▸ **TO DO**:
Do not carry the pictures over; copy every other part of the entries exactly.

▸ **SOURCE DATA**:
——
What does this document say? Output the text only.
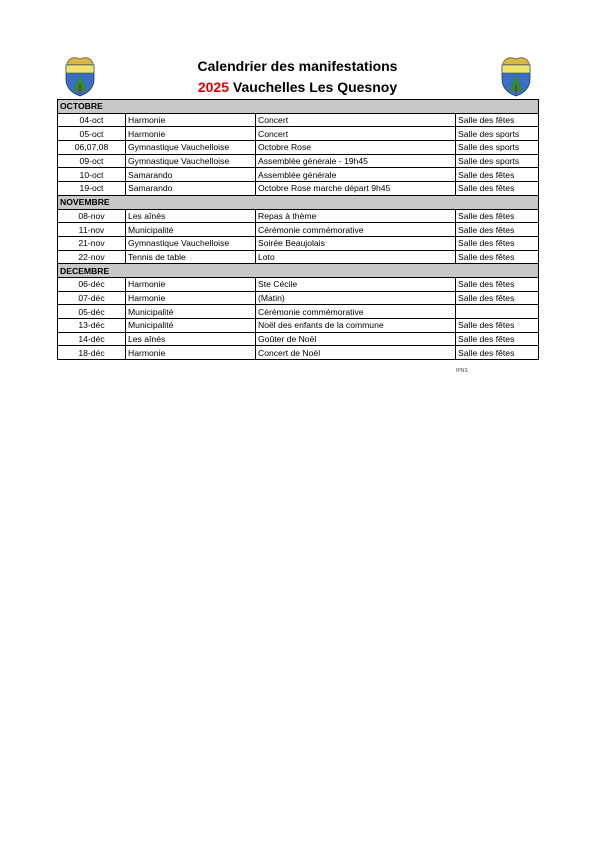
Calendrier des manifestations
2025 Vauchelles Les Quesnoy
OCTOBRE			
04-oct	Harmonie	Concert	Salle des fêtes
05-oct	Harmonie	Concert	Salle des sports
06,07,08	Gymnastique Vauchelloise	Octobre Rose	Salle des sports
09-oct	Gymnastique Vauchelloise	Assemblée générale - 19h45	Salle des sports
10-oct	Samarando	Assemblée générale	Salle des fêtes
19-oct	Samarando	Octobre Rose marche départ 9h45	Salle des fêtes
NOVEMBRE			
08-nov	Les aînés	Repas à thème	Salle des fêtes
11-nov	Municipalité	Cérémonie commémorative	Salle des fêtes
21-nov	Gymnastique Vauchelloise	Soirée Beaujolais	Salle des fêtes
22-nov	Tennis de table	Loto	Salle des fêtes
DECEMBRE			
06-déc	Harmonie	Ste Cécile	Salle des fêtes
07-déc	Harmonie	(Matin)	Salle des fêtes
05-déc	Municipalité	Cérémonie commémorative	
13-déc	Municipalité	Noël des enfants de la commune	Salle des fêtes
14-déc	Les aînés	Goûter de Noël	Salle des fêtes
18-déc	Harmonie	Concert de Noël	Salle des fêtes
IPNS
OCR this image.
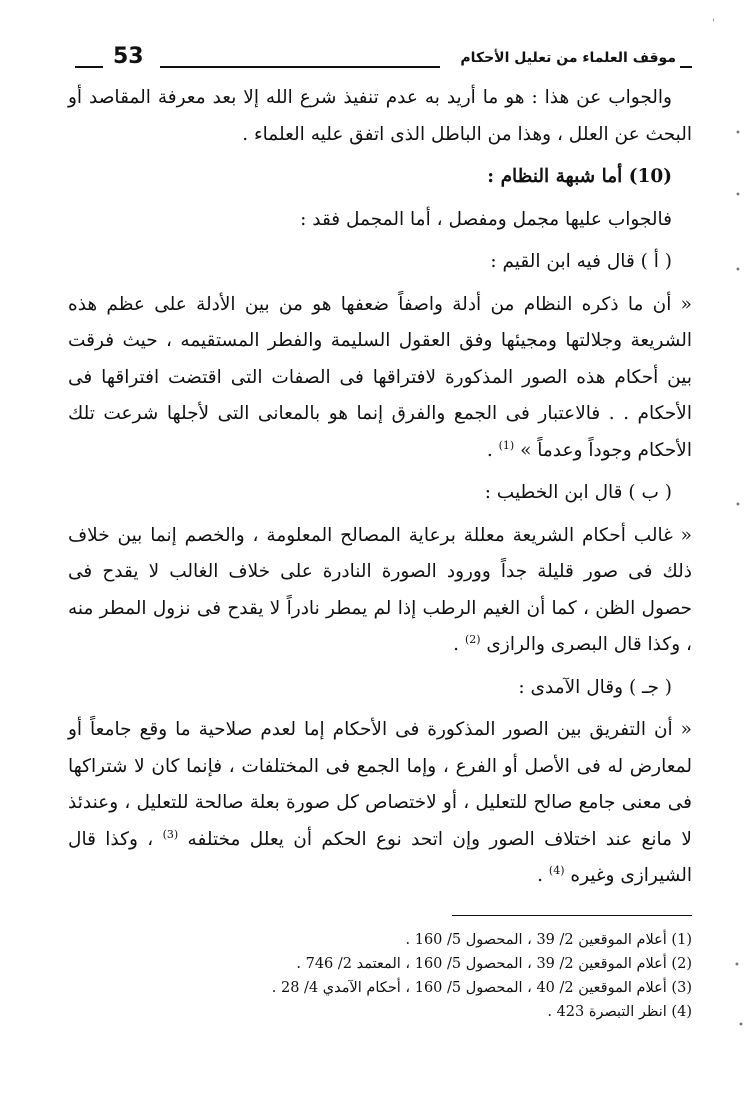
53	موقف العلماء من تعليل الأحكام

والجواب عن هذا : هو ما أريد به عدم تنفيذ شرع الله إلا بعد معرفة المقاصد أو البحث عن العلل ، وهذا من الباطل الذى اتفق عليه العلماء .

(10) أما شبهة النظام :

فالجواب عليها مجمل ومفصل ، أما المجمل فقد :

( أ ) قال فيه ابن القيم :

« أن ما ذكره النظام من أدلة واصفاً ضعفها هو من بين الأدلة على عظم هذه الشريعة وجلالتها ومجيئها وفق العقول السليمة والفطر المستقيمه ، حيث فرقت بين أحكام هذه الصور المذكورة لافتراقها فى الصفات التى اقتضت افتراقها فى الأحكام . . فالاعتبار فى الجمع والفرق إنما هو بالمعانى التى لأجلها شرعت تلك الأحكام وجوداً وعدماً » $^{(1)}$ .

( ب ) قال ابن الخطيب :

« غالب أحكام الشريعة معللة برعاية المصالح المعلومة ، والخصم إنما بين خلاف ذلك فى صور قليلة جداً وورود الصورة النادرة على خلاف الغالب لا يقدح فى حصول الظن ، كما أن الغيم الرطب إذا لم يمطر نادراً لا يقدح فى نزول المطر منه ، وكذا قال البصرى والرازى $^{(2)}$ .

( جـ ) وقال الآمدى :

« أن التفريق بين الصور المذكورة فى الأحكام إما لعدم صلاحية ما وقع جامعاً أو لمعارض له فى الأصل أو الفرع ، وإما الجمع فى المختلفات ، فإنما كان لا شتراكها فى معنى جامع صالح للتعليل ، أو لاختصاص كل صورة بعلة صالحة للتعليل ، وعندئذ لا مانع عند اختلاف الصور وإن اتحد نوع الحكم أن يعلل مختلفه $^{(3)}$ ، وكذا قال الشيرازى وغيره $^{(4)}$ .

(1) أعلام الموقعين 2/ 39 ، المحصول 5/ 160 .
(2) أعلام الموقعين 2/ 39 ، المحصول 5/ 160 ، المعتمد 2/ 746 .
(3) أعلام الموقعين 2/ 40 ، المحصول 5/ 160 ، أحكام الآمدي 4/ 28 .
(4) انظر التبصرة 423 .
'
•
•
•
•
•
•
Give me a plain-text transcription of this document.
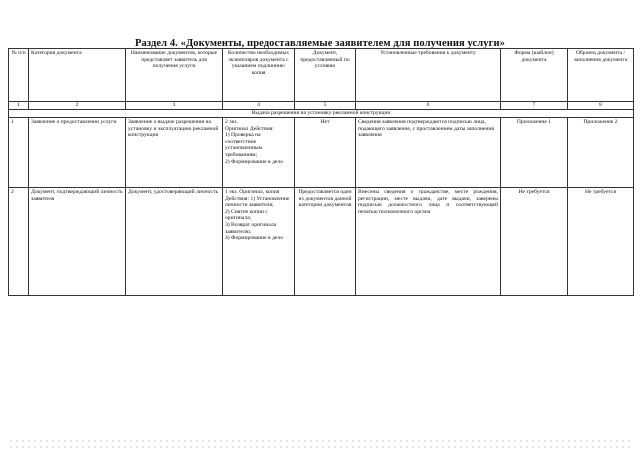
Раздел 4. «Документы, предоставляемые заявителем для получения услуги»
№ п/п	Категория документа	Наименование документов, которые представляет заявитель для получения услуги	Количество необходимых экземпляров документа с указанием подлинник/копия	Документ, предоставляемый по условию	Установленные требования к документу	Форма (шаблон) документа	Образец документа /заполнения документа
1	2	3	4	5	6	7	8
Выдача разрешения на установку рекламной конструкции							
1	Заявление о предоставлении услуги	Заявление о выдаче разрешения на установку и эксплуатацию рекламной конструкции	2 экз.
Оригинал Действия:
1) Проверка на соответствие установленным требованиям;
2) Формирование в дело	Нет	Сведения заявления подтверждаются подписью лица, подающего заявление, с проставлением даты заполнения заявления	Приложение 1	Приложение 2
2	Документ, подтверждающий личность заявителя	Документ, удостоверяющий личность	1 экз. Оригинал, копия
Действия: 1) Установление личности заявителя;
2) Снятие копии с оригинала;
3) Возврат оригинала заявителю;
4) Формирование в дело	Предоставляется один из документов данной категории документов	Внесены сведения о гражданстве, месте рождения, регистрации, месте выдачи, дате выдачи, заверены подписью должностного лица и соответствующей печатью полномочного органа	Не требуется	Не требуется
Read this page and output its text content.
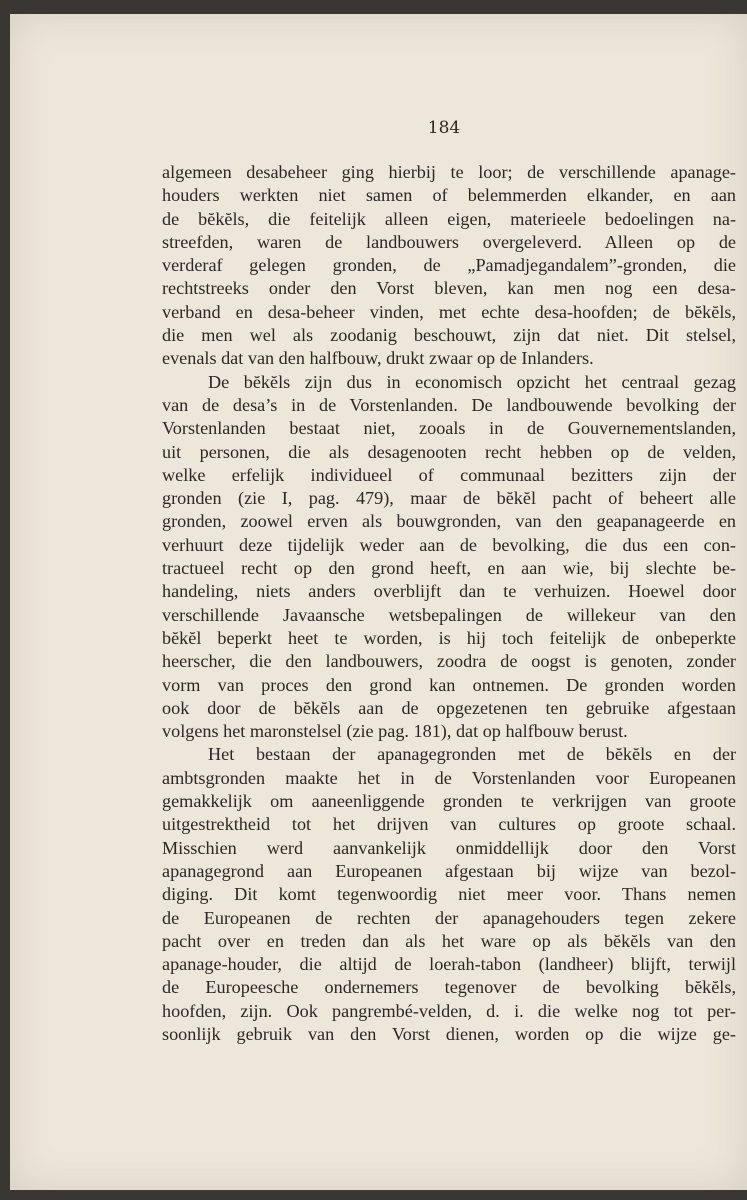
184
algemeen desabeheer ging hierbij te loor; de verschillende apanage-
houders werkten niet samen of belemmerden elkander, en aan
de bĕkĕls, die feitelijk alleen eigen, materieele bedoelingen na-
streefden, waren de landbouwers overgeleverd. Alleen op de
verderaf gelegen gronden, de „Pamadjegandalem”-gronden, die
rechtstreeks onder den Vorst bleven, kan men nog een desa-
verband en desa-beheer vinden, met echte desa-hoofden; de bĕkĕls,
die men wel als zoodanig beschouwt, zijn dat niet. Dit stelsel,
evenals dat van den halfbouw, drukt zwaar op de Inlanders.
De bĕkĕls zijn dus in economisch opzicht het centraal gezag
van de desa’s in de Vorstenlanden. De landbouwende bevolking der
Vorstenlanden bestaat niet, zooals in de Gouvernementslanden,
uit personen, die als desagenooten recht hebben op de velden,
welke erfelijk individueel of communaal bezitters zijn der
gronden (zie I, pag. 479), maar de bĕkĕl pacht of beheert alle
gronden, zoowel erven als bouwgronden, van den geapanageerde en
verhuurt deze tijdelijk weder aan de bevolking, die dus een con-
tractueel recht op den grond heeft, en aan wie, bij slechte be-
handeling, niets anders overblijft dan te verhuizen. Hoewel door
verschillende Javaansche wetsbepalingen de willekeur van den
bĕkĕl beperkt heet te worden, is hij toch feitelijk de onbeperkte
heerscher, die den landbouwers, zoodra de oogst is genoten, zonder
vorm van proces den grond kan ontnemen. De gronden worden
ook door de bĕkĕls aan de opgezetenen ten gebruike afgestaan
volgens het maronstelsel (zie pag. 181), dat op halfbouw berust.
Het bestaan der apanagegronden met de bĕkĕls en der
ambtsgronden maakte het in de Vorstenlanden voor Europeanen
gemakkelijk om aaneenliggende gronden te verkrijgen van groote
uitgestrektheid tot het drijven van cultures op groote schaal.
Misschien werd aanvankelijk onmiddellijk door den Vorst
apanagegrond aan Europeanen afgestaan bij wijze van bezol-
diging. Dit komt tegenwoordig niet meer voor. Thans nemen
de Europeanen de rechten der apanagehouders tegen zekere
pacht over en treden dan als het ware op als bĕkĕls van den
apanage-houder, die altijd de loerah-tabon (landheer) blijft, terwijl
de Europeesche ondernemers tegenover de bevolking bĕkĕls,
hoofden, zijn. Ook pangrembé-velden, d. i. die welke nog tot per-
soonlijk gebruik van den Vorst dienen, worden op die wijze ge-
——
▸ **THE ANSWER**:
What does this document say? Output the text only.
Calendrier des manifestations
2025 Vauchelles Les Quesnoy
OCTOBRE			
04-oct	Harmonie	Concert	Salle des fêtes
05-oct	Harmonie	Concert	Salle des sports
06,07,08	Gymnastique Vauchelloise	Octobre Rose	Salle des sports
09-oct	Gymnastique Vauchelloise	Assemblée générale - 19h45	Salle des sports
10-oct	Samarando	Assemblée générale	Salle des fêtes
19-oct	Samarando	Octobre Rose marche départ 9h45	Salle des fêtes
NOVEMBRE			
08-nov	Les aînés	Repas à thème	Salle des fêtes
11-nov	Municipalité	Cérémonie commémorative	Salle des fêtes
21-nov	Gymnastique Vauchelloise	Soirée Beaujolais	Salle des fêtes
22-nov	Tennis de table	Loto	Salle des fêtes
DECEMBRE			
06-déc	Harmonie	Ste Cécile	Salle des fêtes
07-déc	Harmonie	(Matin)	Salle des fêtes
05-déc	Municipalité	Cérémonie commémorative	
13-déc	Municipalité	Noël des enfants de la commune	Salle des fêtes
14-déc	Les aînés	Goûter de Noël	Salle des fêtes
18-déc	Harmonie	Concert de Noël	Salle des fêtes
IPNS
OCR this image.
53	موقف العلماء من تعليل الأحكام

والجواب عن هذا : هو ما أريد به عدم تنفيذ شرع الله إلا بعد معرفة المقاصد أو البحث عن العلل ، وهذا من الباطل الذى اتفق عليه العلماء .

(10) أما شبهة النظام :

فالجواب عليها مجمل ومفصل ، أما المجمل فقد :

( أ ) قال فيه ابن القيم :

« أن ما ذكره النظام من أدلة واصفاً ضعفها هو من بين الأدلة على عظم هذه الشريعة وجلالتها ومجيئها وفق العقول السليمة والفطر المستقيمه ، حيث فرقت بين أحكام هذه الصور المذكورة لافتراقها فى الصفات التى اقتضت افتراقها فى الأحكام . . فالاعتبار فى الجمع والفرق إنما هو بالمعانى التى لأجلها شرعت تلك الأحكام وجوداً وعدماً » $^{(1)}$ .

( ب ) قال ابن الخطيب :

« غالب أحكام الشريعة معللة برعاية المصالح المعلومة ، والخصم إنما بين خلاف ذلك فى صور قليلة جداً وورود الصورة النادرة على خلاف الغالب لا يقدح فى حصول الظن ، كما أن الغيم الرطب إذا لم يمطر نادراً لا يقدح فى نزول المطر منه ، وكذا قال البصرى والرازى $^{(2)}$ .

( جـ ) وقال الآمدى :

« أن التفريق بين الصور المذكورة فى الأحكام إما لعدم صلاحية ما وقع جامعاً أو لمعارض له فى الأصل أو الفرع ، وإما الجمع فى المختلفات ، فإنما كان لا شتراكها فى معنى جامع صالح للتعليل ، أو لاختصاص كل صورة بعلة صالحة للتعليل ، وعندئذ لا مانع عند اختلاف الصور وإن اتحد نوع الحكم أن يعلل مختلفه $^{(3)}$ ، وكذا قال الشيرازى وغيره $^{(4)}$ .

(1) أعلام الموقعين 2/ 39 ، المحصول 5/ 160 .
(2) أعلام الموقعين 2/ 39 ، المحصول 5/ 160 ، المعتمد 2/ 746 .
(3) أعلام الموقعين 2/ 40 ، المحصول 5/ 160 ، أحكام الآمدي 4/ 28 .
(4) انظر التبصرة 423 .
'
•
•
•
•
•
•
Give me a plain-text transcription of this document.
Раздел 4. «Документы, предоставляемые заявителем для получения услуги»
№ п/п	Категория документа	Наименование документов, которые представляет заявитель для получения услуги	Количество необходимых экземпляров документа с указанием подлинник/копия	Документ, предоставляемый по условию	Установленные требования к документу	Форма (шаблон) документа	Образец документа /заполнения документа
1	2	3	4	5	6	7	8
Выдача разрешения на установку рекламной конструкции							
1	Заявление о предоставлении услуги	Заявление о выдаче разрешения на установку и эксплуатацию рекламной конструкции	2 экз.
Оригинал Действия:
1) Проверка на соответствие установленным требованиям;
2) Формирование в дело	Нет	Сведения заявления подтверждаются подписью лица, подающего заявление, с проставлением даты заполнения заявления	Приложение 1	Приложение 2
2	Документ, подтверждающий личность заявителя	Документ, удостоверяющий личность	1 экз. Оригинал, копия
Действия: 1) Установление личности заявителя;
2) Снятие копии с оригинала;
3) Возврат оригинала заявителю;
4) Формирование в дело	Предоставляется один из документов данной категории документов	Внесены сведения о гражданстве, месте рождения, регистрации, месте выдачи, дате выдачи, заверены подписью должностного лица и соответствующей печатью полномочного органа	Не требуется	Не требуется
Read this page and output its text content.
184
algemeen desabeheer ging hierbij te loor; de verschillende apanage-
houders werkten niet samen of belemmerden elkander, en aan
de bĕkĕls, die feitelijk alleen eigen, materieele bedoelingen na-
streefden, waren de landbouwers overgeleverd. Alleen op de
verderaf gelegen gronden, de „Pamadjegandalem”-gronden, die
rechtstreeks onder den Vorst bleven, kan men nog een desa-
verband en desa-beheer vinden, met echte desa-hoofden; de bĕkĕls,
die men wel als zoodanig beschouwt, zijn dat niet. Dit stelsel,
evenals dat van den halfbouw, drukt zwaar op de Inlanders.
De bĕkĕls zijn dus in economisch opzicht het centraal gezag
van de desa’s in de Vorstenlanden. De landbouwende bevolking der
Vorstenlanden bestaat niet, zooals in de Gouvernementslanden,
uit personen, die als desagenooten recht hebben op de velden,
welke erfelijk individueel of communaal bezitters zijn der
gronden (zie I, pag. 479), maar de bĕkĕl pacht of beheert alle
gronden, zoowel erven als bouwgronden, van den geapanageerde en
verhuurt deze tijdelijk weder aan de bevolking, die dus een con-
tractueel recht op den grond heeft, en aan wie, bij slechte be-
handeling, niets anders overblijft dan te verhuizen. Hoewel door
verschillende Javaansche wetsbepalingen de willekeur van den
bĕkĕl beperkt heet te worden, is hij toch feitelijk de onbeperkte
heerscher, die den landbouwers, zoodra de oogst is genoten, zonder
vorm van proces den grond kan ontnemen. De gronden worden
ook door de bĕkĕls aan de opgezetenen ten gebruike afgestaan
volgens het maronstelsel (zie pag. 181), dat op halfbouw berust.
Het bestaan der apanagegronden met de bĕkĕls en der
ambtsgronden maakte het in de Vorstenlanden voor Europeanen
gemakkelijk om aaneenliggende gronden te verkrijgen van groote
uitgestrektheid tot het drijven van cultures op groote schaal.
Misschien werd aanvankelijk onmiddellijk door den Vorst
apanagegrond aan Europeanen afgestaan bij wijze van bezol-
diging. Dit komt tegenwoordig niet meer voor. Thans nemen
de Europeanen de rechten der apanagehouders tegen zekere
pacht over en treden dan als het ware op als bĕkĕls van den
apanage-houder, die altijd de loerah-tabon (landheer) blijft, terwijl
de Europeesche ondernemers tegenover de bevolking bĕkĕls,
hoofden, zijn. Ook pangrembé-velden, d. i. die welke nog tot per-
soonlijk gebruik van den Vorst dienen, worden op die wijze ge-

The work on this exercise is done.